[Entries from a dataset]

+++++

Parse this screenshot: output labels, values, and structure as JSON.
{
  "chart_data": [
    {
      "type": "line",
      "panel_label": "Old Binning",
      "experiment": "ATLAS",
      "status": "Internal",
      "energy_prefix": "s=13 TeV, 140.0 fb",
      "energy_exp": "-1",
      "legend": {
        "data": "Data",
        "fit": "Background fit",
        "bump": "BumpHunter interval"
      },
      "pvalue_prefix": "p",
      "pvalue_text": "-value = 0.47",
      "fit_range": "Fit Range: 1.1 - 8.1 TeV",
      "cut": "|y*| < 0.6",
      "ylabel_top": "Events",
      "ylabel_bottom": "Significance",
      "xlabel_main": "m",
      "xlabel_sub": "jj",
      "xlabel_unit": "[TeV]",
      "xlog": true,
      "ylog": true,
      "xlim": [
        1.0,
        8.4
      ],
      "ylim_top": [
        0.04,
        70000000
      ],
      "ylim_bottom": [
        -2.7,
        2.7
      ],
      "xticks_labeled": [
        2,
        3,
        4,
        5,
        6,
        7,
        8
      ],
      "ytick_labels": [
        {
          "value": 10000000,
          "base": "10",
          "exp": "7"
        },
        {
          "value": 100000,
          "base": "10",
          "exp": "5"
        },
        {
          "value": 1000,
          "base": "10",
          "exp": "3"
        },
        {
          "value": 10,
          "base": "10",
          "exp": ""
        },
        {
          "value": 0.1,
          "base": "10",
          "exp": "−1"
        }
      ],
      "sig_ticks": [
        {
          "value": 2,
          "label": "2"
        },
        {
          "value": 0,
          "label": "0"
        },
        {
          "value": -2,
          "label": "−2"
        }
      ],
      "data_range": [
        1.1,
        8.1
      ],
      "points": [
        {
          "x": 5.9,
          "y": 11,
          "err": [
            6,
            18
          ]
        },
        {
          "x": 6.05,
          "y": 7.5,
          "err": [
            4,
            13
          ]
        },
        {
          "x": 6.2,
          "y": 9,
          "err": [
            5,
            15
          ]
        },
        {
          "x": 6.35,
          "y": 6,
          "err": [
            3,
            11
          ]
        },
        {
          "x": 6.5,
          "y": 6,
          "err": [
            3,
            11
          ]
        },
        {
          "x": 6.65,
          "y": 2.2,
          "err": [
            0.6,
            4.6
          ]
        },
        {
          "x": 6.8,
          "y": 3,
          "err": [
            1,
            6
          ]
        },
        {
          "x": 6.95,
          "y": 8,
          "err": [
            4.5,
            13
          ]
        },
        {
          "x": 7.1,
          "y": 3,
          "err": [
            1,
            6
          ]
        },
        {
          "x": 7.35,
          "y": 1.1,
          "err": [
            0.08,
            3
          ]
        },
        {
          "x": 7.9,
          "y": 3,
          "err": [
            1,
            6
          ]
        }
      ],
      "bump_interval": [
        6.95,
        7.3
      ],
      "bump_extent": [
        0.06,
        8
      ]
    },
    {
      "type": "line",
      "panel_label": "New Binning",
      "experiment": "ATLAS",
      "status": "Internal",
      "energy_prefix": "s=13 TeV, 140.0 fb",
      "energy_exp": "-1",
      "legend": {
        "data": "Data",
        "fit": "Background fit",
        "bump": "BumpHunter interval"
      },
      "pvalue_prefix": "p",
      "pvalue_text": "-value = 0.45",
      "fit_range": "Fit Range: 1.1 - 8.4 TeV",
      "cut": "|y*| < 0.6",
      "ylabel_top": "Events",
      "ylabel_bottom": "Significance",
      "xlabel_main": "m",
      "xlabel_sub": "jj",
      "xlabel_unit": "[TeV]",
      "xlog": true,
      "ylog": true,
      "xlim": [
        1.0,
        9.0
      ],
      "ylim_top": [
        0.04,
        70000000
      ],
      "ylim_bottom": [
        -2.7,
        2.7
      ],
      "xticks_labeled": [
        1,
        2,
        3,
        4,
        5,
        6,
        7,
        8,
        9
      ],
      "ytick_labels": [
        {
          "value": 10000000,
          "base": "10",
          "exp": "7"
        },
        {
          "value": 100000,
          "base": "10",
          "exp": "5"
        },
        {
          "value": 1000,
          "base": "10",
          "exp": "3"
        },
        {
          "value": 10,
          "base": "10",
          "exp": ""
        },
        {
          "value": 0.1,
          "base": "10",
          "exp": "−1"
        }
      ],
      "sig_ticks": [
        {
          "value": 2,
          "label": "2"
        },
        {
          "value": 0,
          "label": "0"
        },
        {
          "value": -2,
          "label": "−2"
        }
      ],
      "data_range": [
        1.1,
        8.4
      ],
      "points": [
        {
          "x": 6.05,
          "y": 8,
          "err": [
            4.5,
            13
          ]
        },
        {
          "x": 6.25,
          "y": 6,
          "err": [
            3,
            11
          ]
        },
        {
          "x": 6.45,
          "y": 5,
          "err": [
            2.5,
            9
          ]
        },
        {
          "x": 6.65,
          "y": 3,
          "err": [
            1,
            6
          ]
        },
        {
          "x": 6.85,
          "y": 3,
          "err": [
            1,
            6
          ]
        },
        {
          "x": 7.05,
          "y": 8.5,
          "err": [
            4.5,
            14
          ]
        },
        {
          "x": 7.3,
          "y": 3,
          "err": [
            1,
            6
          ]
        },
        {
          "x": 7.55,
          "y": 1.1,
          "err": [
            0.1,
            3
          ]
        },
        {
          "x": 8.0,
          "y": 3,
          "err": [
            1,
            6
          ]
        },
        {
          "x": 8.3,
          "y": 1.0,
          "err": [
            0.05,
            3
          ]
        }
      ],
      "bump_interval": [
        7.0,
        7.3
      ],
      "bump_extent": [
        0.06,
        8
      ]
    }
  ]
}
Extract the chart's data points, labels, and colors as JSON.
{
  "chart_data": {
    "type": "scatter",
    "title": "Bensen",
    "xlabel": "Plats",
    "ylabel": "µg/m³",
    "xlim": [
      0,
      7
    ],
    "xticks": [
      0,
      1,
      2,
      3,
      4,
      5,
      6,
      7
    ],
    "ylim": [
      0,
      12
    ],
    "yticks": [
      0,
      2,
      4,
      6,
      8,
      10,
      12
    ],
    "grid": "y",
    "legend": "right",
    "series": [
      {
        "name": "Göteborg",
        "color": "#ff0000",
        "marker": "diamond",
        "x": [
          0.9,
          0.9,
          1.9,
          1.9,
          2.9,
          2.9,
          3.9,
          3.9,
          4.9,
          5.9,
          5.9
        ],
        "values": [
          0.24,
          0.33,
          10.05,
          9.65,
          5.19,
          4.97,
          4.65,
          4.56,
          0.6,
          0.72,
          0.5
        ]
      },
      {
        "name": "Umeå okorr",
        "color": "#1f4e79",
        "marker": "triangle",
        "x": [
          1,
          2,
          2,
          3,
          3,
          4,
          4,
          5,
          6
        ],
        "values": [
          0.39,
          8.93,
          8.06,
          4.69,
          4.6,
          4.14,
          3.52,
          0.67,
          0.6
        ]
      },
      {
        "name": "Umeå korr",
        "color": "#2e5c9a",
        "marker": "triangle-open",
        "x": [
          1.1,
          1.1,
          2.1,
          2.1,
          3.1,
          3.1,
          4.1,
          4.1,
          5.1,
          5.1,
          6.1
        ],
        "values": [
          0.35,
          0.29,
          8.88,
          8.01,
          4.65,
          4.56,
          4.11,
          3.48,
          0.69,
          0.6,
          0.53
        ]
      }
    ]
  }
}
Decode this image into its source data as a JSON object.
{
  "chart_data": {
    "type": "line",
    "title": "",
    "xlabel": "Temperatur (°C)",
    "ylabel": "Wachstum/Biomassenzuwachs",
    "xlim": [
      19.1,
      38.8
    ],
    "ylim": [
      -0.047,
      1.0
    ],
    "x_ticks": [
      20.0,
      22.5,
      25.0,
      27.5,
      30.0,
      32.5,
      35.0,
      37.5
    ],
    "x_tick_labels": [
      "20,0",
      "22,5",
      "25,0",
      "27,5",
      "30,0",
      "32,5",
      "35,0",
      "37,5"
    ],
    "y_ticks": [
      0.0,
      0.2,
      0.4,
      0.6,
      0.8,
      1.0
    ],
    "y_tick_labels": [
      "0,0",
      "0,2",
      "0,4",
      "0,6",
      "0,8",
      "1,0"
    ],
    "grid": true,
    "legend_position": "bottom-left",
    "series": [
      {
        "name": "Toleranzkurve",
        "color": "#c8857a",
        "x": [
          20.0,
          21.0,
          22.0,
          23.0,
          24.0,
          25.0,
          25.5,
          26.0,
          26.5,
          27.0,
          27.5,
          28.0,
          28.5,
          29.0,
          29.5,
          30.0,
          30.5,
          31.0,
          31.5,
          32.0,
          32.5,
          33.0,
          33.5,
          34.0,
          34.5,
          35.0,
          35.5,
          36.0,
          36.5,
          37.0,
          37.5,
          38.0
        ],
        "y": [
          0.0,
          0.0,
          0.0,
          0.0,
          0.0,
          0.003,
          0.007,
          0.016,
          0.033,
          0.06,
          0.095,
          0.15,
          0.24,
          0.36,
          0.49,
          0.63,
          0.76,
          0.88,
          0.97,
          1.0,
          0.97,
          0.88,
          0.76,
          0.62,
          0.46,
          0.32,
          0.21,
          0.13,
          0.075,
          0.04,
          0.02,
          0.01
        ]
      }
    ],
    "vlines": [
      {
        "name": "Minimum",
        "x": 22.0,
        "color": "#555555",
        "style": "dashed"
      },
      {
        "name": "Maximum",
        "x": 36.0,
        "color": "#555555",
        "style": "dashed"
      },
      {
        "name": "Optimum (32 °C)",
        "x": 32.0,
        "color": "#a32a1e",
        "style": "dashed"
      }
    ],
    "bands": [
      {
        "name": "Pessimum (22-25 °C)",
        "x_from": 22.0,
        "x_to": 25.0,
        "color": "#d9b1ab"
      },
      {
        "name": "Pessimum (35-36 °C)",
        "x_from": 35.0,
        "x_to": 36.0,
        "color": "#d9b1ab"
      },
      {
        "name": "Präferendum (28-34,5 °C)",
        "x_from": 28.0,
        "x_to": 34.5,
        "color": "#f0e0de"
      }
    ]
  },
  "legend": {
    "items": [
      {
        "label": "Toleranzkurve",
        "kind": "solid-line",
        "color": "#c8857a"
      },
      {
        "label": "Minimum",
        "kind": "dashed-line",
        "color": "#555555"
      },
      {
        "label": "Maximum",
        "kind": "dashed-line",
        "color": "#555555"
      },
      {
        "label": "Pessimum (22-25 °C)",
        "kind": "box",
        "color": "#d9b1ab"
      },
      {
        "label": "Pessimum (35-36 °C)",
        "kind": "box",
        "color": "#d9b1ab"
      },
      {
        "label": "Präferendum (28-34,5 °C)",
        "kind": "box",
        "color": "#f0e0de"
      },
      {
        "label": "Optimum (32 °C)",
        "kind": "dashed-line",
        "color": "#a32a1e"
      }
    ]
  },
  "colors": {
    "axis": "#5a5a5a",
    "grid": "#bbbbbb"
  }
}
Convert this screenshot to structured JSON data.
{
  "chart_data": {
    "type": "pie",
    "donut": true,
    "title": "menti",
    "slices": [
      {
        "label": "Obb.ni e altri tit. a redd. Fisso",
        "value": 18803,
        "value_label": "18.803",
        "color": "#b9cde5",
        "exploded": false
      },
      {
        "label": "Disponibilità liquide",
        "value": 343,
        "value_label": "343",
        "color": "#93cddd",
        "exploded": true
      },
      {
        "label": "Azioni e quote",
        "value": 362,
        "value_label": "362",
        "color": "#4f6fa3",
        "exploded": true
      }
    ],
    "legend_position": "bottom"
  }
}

+++++

● Problem details:
Copy each line in the data that holds the word "screenshot".

● Result:
Parse this screenshot: output labels, values, and structure as JSON.
Convert this screenshot to structured JSON data.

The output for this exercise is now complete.